- **Problem**:
Rewrite all of the entries below, swapping "Wavelength (nm)" for "Wavelength (nanometers)" each time it occurs and changing nothing else.

- **Data listing**:
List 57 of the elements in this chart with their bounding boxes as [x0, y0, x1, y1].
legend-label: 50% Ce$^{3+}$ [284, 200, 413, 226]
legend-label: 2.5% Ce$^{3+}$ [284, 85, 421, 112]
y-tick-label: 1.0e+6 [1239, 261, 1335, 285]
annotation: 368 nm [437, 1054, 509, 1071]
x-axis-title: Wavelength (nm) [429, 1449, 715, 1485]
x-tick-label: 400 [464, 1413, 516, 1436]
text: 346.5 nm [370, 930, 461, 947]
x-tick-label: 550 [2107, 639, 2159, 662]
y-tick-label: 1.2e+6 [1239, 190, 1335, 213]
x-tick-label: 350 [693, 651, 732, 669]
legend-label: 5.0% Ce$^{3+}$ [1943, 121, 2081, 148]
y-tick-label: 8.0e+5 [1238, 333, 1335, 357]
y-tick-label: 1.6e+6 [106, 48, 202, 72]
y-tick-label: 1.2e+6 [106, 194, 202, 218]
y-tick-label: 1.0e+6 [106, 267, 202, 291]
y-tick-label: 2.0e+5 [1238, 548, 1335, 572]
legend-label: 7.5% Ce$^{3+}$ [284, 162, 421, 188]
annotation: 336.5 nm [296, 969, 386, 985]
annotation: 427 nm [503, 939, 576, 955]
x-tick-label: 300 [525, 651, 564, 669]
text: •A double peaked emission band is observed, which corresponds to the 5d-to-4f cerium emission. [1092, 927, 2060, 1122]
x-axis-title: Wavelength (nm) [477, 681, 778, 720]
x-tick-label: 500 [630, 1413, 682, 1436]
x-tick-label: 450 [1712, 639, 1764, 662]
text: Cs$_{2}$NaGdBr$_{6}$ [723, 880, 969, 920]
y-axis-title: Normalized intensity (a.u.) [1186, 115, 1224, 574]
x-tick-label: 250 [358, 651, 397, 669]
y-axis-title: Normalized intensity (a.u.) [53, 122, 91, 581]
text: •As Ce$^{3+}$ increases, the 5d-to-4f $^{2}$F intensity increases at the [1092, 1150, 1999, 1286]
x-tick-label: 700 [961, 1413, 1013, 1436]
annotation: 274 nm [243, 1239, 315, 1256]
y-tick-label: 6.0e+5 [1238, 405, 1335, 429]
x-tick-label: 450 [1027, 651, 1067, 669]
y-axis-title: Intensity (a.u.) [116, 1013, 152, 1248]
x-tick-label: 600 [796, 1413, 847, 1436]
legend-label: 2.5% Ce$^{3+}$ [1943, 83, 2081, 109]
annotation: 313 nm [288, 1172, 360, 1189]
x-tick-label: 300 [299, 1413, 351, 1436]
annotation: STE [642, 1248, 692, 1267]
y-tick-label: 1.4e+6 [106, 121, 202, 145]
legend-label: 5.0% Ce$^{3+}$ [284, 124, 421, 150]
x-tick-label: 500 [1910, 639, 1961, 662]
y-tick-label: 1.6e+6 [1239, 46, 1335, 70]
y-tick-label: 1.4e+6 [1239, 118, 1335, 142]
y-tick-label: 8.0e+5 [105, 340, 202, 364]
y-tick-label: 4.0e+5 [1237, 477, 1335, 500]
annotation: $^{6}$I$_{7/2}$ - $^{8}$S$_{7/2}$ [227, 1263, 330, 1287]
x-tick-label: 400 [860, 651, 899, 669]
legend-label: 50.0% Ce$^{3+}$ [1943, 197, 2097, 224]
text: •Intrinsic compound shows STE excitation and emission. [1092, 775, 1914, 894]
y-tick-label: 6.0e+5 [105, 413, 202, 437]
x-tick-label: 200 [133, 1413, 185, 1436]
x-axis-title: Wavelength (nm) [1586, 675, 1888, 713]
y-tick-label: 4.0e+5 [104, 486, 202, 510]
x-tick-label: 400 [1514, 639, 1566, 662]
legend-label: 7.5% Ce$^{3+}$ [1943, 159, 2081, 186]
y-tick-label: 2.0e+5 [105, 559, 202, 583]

- **Worked solution**:
List 57 of the elements in this chart with their bounding boxes as [x0, y0, x1, y1].
legend-label: 50% Ce$^{3+}$ [284, 200, 413, 226]
legend-label: 2.5% Ce$^{3+}$ [284, 85, 421, 112]
y-tick-label: 1.0e+6 [1239, 261, 1335, 285]
annotation: 368 nm [437, 1054, 509, 1071]
x-axis-title: Wavelength (nanometers) [429, 1449, 715, 1485]
x-tick-label: 400 [464, 1413, 516, 1436]
text: 346.5 nm [370, 930, 461, 947]
x-tick-label: 550 [2107, 639, 2159, 662]
y-tick-label: 1.2e+6 [1239, 190, 1335, 213]
x-tick-label: 350 [693, 651, 732, 669]
legend-label: 5.0% Ce$^{3+}$ [1943, 121, 2081, 148]
y-tick-label: 8.0e+5 [1238, 333, 1335, 357]
y-tick-label: 1.6e+6 [106, 48, 202, 72]
y-tick-label: 1.2e+6 [106, 194, 202, 218]
y-tick-label: 1.0e+6 [106, 267, 202, 291]
y-tick-label: 2.0e+5 [1238, 548, 1335, 572]
legend-label: 7.5% Ce$^{3+}$ [284, 162, 421, 188]
annotation: 336.5 nm [296, 969, 386, 985]
annotation: 427 nm [503, 939, 576, 955]
x-tick-label: 300 [525, 651, 564, 669]
text: •A double peaked emission band is observed, which corresponds to the 5d-to-4f cerium emission. [1092, 927, 2060, 1122]
x-axis-title: Wavelength (nanometers) [477, 681, 778, 720]
x-tick-label: 500 [630, 1413, 682, 1436]
x-tick-label: 450 [1712, 639, 1764, 662]
text: Cs$_{2}$NaGdBr$_{6}$ [723, 880, 969, 920]
y-axis-title: Normalized intensity (a.u.) [1186, 115, 1224, 574]
x-tick-label: 250 [358, 651, 397, 669]
y-axis-title: Normalized intensity (a.u.) [53, 122, 91, 581]
text: •As Ce$^{3+}$ increases, the 5d-to-4f $^{2}$F intensity increases at the [1092, 1150, 1999, 1286]
x-tick-label: 700 [961, 1413, 1013, 1436]
annotation: 274 nm [243, 1239, 315, 1256]
y-tick-label: 6.0e+5 [1238, 405, 1335, 429]
x-tick-label: 450 [1027, 651, 1067, 669]
y-axis-title: Intensity (a.u.) [116, 1013, 152, 1248]
x-tick-label: 600 [796, 1413, 847, 1436]
legend-label: 2.5% Ce$^{3+}$ [1943, 83, 2081, 109]
annotation: 313 nm [288, 1172, 360, 1189]
x-tick-label: 300 [299, 1413, 351, 1436]
annotation: STE [642, 1248, 692, 1267]
y-tick-label: 1.4e+6 [106, 121, 202, 145]
legend-label: 5.0% Ce$^{3+}$ [284, 124, 421, 150]
x-tick-label: 500 [1910, 639, 1961, 662]
y-tick-label: 1.6e+6 [1239, 46, 1335, 70]
y-tick-label: 1.4e+6 [1239, 118, 1335, 142]
y-tick-label: 8.0e+5 [105, 340, 202, 364]
y-tick-label: 4.0e+5 [1237, 477, 1335, 500]
annotation: $^{6}$I$_{7/2}$ - $^{8}$S$_{7/2}$ [227, 1263, 330, 1287]
x-tick-label: 400 [860, 651, 899, 669]
legend-label: 50.0% Ce$^{3+}$ [1943, 197, 2097, 224]
text: •Intrinsic compound shows STE excitation and emission. [1092, 775, 1914, 894]
y-tick-label: 6.0e+5 [105, 413, 202, 437]
x-tick-label: 200 [133, 1413, 185, 1436]
x-axis-title: Wavelength (nanometers) [1586, 675, 1888, 713]
y-tick-label: 4.0e+5 [104, 486, 202, 510]
x-tick-label: 400 [1514, 639, 1566, 662]
legend-label: 7.5% Ce$^{3+}$ [1943, 159, 2081, 186]
y-tick-label: 2.0e+5 [105, 559, 202, 583]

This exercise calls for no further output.